-------- GIVEN RECORDS

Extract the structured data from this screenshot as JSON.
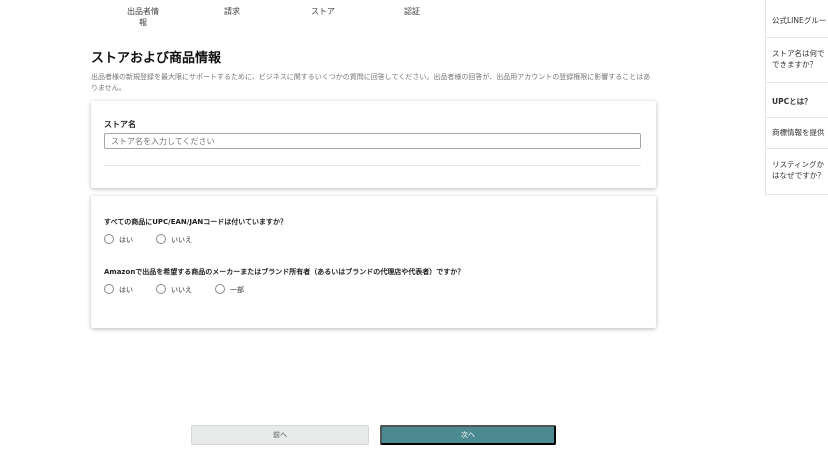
{
  "stepper": {
    "steps": [
      {
        "label": "出品者情\n報"
      },
      {
        "label": "請求"
      },
      {
        "label": "ストア"
      },
      {
        "label": "認証"
      }
    ]
  },
  "page": {
    "title": "ストアおよび商品情報",
    "subtitle": "出品者様の新規登録を最大限にサポートするために、ビジネスに関するいくつかの質問に回答してください。出品者様の回答が、出品用アカウントの登録権限に影響することはありません。"
  },
  "store_card": {
    "label": "ストア名",
    "placeholder": "ストア名を入力してください",
    "value": ""
  },
  "questions_card": {
    "q1": {
      "text": "すべての商品にUPC/EAN/JANコードは付いていますか？",
      "options": [
        "はい",
        "いいえ"
      ]
    },
    "q2": {
      "text": "Amazonで出品を希望する商品のメーカーまたはブランド所有者（あるいはブランドの代理店や代表者）ですか？",
      "options": [
        "はい",
        "いいえ",
        "一部"
      ]
    }
  },
  "footer": {
    "prev_label": "前へ",
    "next_label": "次へ"
  },
  "sidebar": {
    "items": [
      {
        "label": "公式LINEグルー"
      },
      {
        "label": "ストア名は何で\nできますか？"
      },
      {
        "label": "UPCとは？"
      },
      {
        "label": "商標情報を提供"
      },
      {
        "label": "リスティングか\nはなぜですか？"
      }
    ]
  },
  "colors": {
    "primary_button": "#4b8a91",
    "secondary_button": "#e8eaea"
  }
}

----------------

WHAT TO DO: Wherever "text" shows up in a line, copy that line.

RESPONSE TO THIS TASK:
      "text": "すべての商品にUPC/EAN/JANコードは付いていますか？",
      "text": "Amazonで出品を希望する商品のメーカーまたはブランド所有者（あるいはブランドの代理店や代表者）ですか？",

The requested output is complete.